» Given exercise 1:
Answer these from the interest rate risk passage:
(a) What is NPV equal to?
(b) As of what date does the sensitivity table apply?
(c) Within the meaning of which law are the statements called "forward-looking statements"?
» Given exercise 2: Write the next part of the interest rate risk passage, starting after its last sentence.

» Excerpted passage:

= = = =

This method estimates interest rate risk exposure from movements in interest
rates by using interest rate sensitivity analysis to determine the change in the
NPV of discounted cash flows from assets and liabilities. NPV represents the
market value of portfolio equity and is equal to the estimated market value of
assets minus the estimated market value of liabilities. Computations are based
on a number of assumptions, including the relative levels of market interest
rates and prepayments in mortgage loans and certain types of investments. These
computations do not contemplate any actions management may undertake in response
to changes in interest rates, and should not be relied upon as indicative of
actual results. In addition, certain shortcomings are inherent in the method of
computing NPV. Should interest rates remain or decrease below current levels,
the proportion of adjustable rate loans could decrease in future periods due to
refinancing activity. In the event of an interest rate change, prepayment levels
would likely be different from those assumed in the table. Lastly, the ability
of many borrowers to repay their adjustable rate debt may decline during a
rising interest rate environment.


The table below provides an assessment of the risk to NPV in the event of
sudden and sustained 1% and 2% increases and decreases in prevailing interest
rates. The table indicates that as of December 31, 1999 the Company's estimated
NPV might be expected to decrease in the event of an increase in prevailing
interest rates, and might be expected to increase in the event of a decrease in
prevailing interest rates (dollars in thousands).

Interest Rate Sensitivity as of December 31, 1999

Net Portfolio Value
Net Portfolio as a % of Present Value
Value of Assets
----- ---------

Changes
In rates $ Amount $ Change NPV Ratio Change
-------- -------- -------- --------- ------

+2% $62,795 (23.0)% 6.66% 161 b.p.
+1% 73,014 (10.5) 7.57 70 b.p.
Base 81,584 --- 8.27 ---
-1% 90,506 10.9 8.95 68 b.p.
-2% 87,989 7.9 8.65 38 b.p.

The above discussion, and the portions of "Management's Discusision and
Analysis" that are incorporated by reference into the above discussion, contains
statements relating to future results of the Company that are considered
"forward-looking statements" within the meaning of the Private Securities
Litigation Reform Act of 1995. These statements relate to, among other things,
simulation of changes in interest rates. Actual results may differ materially
from those expressed or implied therein as a result of certain risks and
uncertainties, including those risks and uncertainties expressed above, those
that are described in "Management's Discussion and Analysis," and those that are
described in Item 1 of this report, "Business," under the caption
"Forward-Looking Statements," which description is incorporated herein by
reference.

= = = =

» Data listing:

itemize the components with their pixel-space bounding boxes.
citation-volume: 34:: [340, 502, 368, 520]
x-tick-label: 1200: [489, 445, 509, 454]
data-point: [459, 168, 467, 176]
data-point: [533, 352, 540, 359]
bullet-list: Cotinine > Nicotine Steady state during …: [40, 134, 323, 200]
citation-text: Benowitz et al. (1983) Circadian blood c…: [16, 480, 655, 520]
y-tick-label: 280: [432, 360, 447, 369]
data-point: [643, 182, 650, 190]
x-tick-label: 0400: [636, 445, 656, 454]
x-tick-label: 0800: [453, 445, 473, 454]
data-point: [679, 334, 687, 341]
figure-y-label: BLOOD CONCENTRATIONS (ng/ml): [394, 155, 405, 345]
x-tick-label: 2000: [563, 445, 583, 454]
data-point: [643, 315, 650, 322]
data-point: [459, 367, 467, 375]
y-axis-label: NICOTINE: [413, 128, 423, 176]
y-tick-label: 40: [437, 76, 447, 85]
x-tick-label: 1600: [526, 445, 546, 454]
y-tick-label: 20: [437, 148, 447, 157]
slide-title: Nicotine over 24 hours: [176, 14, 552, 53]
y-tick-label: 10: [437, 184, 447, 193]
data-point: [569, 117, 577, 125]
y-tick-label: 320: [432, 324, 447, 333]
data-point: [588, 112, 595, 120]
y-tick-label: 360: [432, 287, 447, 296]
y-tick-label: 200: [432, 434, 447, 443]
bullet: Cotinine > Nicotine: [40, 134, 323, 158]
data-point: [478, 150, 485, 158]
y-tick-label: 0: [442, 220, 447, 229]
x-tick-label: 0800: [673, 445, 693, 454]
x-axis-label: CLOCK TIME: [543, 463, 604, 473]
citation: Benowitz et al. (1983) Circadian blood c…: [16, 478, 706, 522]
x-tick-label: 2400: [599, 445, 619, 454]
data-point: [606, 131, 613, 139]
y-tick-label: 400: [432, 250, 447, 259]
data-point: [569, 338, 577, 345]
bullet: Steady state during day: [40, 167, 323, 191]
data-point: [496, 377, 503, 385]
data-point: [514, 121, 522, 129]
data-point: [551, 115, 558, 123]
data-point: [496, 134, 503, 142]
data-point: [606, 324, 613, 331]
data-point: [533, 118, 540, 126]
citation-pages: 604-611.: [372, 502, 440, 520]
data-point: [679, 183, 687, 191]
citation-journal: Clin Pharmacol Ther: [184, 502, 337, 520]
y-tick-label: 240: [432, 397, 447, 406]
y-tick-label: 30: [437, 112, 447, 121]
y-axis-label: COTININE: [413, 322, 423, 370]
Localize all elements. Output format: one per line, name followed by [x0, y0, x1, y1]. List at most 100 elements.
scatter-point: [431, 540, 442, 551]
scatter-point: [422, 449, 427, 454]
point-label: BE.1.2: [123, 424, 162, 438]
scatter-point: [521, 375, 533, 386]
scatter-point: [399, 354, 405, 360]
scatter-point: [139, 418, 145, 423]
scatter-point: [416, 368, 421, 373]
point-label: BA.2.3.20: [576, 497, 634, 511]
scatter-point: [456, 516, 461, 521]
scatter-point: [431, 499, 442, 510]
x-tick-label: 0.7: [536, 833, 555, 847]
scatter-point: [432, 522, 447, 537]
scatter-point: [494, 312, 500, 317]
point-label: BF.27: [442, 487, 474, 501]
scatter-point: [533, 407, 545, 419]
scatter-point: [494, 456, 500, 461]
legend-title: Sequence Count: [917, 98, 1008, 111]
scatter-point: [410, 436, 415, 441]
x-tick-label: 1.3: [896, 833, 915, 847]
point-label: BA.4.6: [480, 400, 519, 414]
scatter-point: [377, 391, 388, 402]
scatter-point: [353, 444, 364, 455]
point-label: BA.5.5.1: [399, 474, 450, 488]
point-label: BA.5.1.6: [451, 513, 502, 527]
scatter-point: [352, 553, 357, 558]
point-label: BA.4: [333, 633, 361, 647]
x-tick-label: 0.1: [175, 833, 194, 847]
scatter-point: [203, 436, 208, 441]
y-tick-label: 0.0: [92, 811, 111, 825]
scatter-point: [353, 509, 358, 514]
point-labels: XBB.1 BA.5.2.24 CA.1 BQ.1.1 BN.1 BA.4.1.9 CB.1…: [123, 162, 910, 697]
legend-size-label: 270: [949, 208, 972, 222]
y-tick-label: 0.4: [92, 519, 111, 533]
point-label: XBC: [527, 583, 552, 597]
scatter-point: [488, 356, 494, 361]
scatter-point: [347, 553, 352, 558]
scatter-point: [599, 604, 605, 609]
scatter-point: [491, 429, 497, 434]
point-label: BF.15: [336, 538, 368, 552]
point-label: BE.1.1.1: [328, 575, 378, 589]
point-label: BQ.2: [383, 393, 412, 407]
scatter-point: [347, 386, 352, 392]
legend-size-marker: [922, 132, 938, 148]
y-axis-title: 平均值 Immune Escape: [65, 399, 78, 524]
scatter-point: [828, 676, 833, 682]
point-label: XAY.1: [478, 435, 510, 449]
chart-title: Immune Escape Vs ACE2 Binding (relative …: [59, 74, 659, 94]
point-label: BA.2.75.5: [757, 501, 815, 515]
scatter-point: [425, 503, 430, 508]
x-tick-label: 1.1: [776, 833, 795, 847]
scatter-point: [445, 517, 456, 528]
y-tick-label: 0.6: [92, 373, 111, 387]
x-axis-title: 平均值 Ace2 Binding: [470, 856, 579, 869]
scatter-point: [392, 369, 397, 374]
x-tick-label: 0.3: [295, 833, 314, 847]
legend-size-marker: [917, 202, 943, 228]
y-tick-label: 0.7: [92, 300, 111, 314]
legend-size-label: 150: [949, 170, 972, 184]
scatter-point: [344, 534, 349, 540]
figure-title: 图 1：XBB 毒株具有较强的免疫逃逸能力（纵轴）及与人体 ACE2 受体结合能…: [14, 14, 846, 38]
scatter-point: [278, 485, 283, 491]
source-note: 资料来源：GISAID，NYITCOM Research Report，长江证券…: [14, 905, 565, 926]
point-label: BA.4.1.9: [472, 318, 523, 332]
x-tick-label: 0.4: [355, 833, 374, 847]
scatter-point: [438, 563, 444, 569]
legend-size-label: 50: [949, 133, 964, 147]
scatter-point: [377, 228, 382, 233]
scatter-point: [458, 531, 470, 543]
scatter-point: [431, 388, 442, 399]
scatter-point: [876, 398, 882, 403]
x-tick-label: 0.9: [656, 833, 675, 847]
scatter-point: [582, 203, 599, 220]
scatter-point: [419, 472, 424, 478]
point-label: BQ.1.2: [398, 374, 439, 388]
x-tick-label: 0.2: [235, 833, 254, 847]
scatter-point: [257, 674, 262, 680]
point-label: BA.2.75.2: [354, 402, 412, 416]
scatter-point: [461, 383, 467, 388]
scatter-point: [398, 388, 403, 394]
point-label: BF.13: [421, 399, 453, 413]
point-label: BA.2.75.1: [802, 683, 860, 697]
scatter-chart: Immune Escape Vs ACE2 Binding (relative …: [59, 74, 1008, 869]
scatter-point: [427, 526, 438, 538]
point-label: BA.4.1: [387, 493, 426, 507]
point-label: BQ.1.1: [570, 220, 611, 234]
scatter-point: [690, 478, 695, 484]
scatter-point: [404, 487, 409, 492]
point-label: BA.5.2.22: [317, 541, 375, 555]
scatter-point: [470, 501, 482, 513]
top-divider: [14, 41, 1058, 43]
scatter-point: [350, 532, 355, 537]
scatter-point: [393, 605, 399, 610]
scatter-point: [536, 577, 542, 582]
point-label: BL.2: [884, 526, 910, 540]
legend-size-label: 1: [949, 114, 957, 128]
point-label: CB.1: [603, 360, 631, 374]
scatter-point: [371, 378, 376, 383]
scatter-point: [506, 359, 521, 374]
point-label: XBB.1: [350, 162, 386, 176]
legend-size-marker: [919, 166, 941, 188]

= = = =

» Result 1:
(a) The estimated market value of assets minus the estimated market value of liabilities.
(b) December 31, 1999.
(c) The Private Securities Litigation Reform Act of 1995.

» Result 2:
Item 8. Financial Statements and Supplementary Data.
- -----------------------------------------------------

The financial statements of the Company and related notes on pages 14
through 35 of the Shareholders' Report and the Independent Auditors' Report
thereon on page 36 of the Shareholders' Report which are filed as Exhibit 13.4
to this report, are incorporated herein by reference.

The financial statements of the Company and related notes that are
incorporated by reference herein may contain statements relating to future
results of the Company that are considered "forward-looking statements" within
the meaning of the Private Securities Litigation Reform Act of 1995. These
statements relate to, among other things, adequacy of allowance of loan losses;
simulation of changes in interest rates; litigation results; and dividend
policy. Actual results may differ materially from those expressed or implied
therein as a result of certain risks and uncertainties, including those risks
and uncertainties expressed in such financial statements and those risks and
uncertainties that are described in Item 1 of this report, "Business," under the
caption "Forward-Looking Statements," which description is incorporated herein
by reference.

The Interim Financial Data on page 6 of the Shareholders' Report, which
is included in the "Management's Discussion and Analysis" filed as Exhibit 13.3
to this report, is incorporated herein by reference.

Item 9. Changes in and Disagreements with Accountants on Accounting and
Financial Disclosure.
- --------------------------------------------------------------------------------

Not Applicable.





PART III

Item 10. Directors and Executive Officers of the Registrant.
- -------------------------------------------------------------

Information relating to Directors of the Corporation will be included
under the caption "Election of Directors" in the Company's Proxy Statement for
the Annual Meeting of Shareholders to be held on April 27, 2000 which will be
filed with the Commission within 120 days of the end of the fiscal year covered
by this Report (the "2000 Proxy Statement"), which section is incorporated
herein by reference in partial answer to this Item.

Information relating to Executive Officers of the Corporation is included
under the caption "Executive Officers of the Registrant" under Part I of this
Report on Form 10-K, and is incorporated herein by reference.

Item 11. Executive Compensation.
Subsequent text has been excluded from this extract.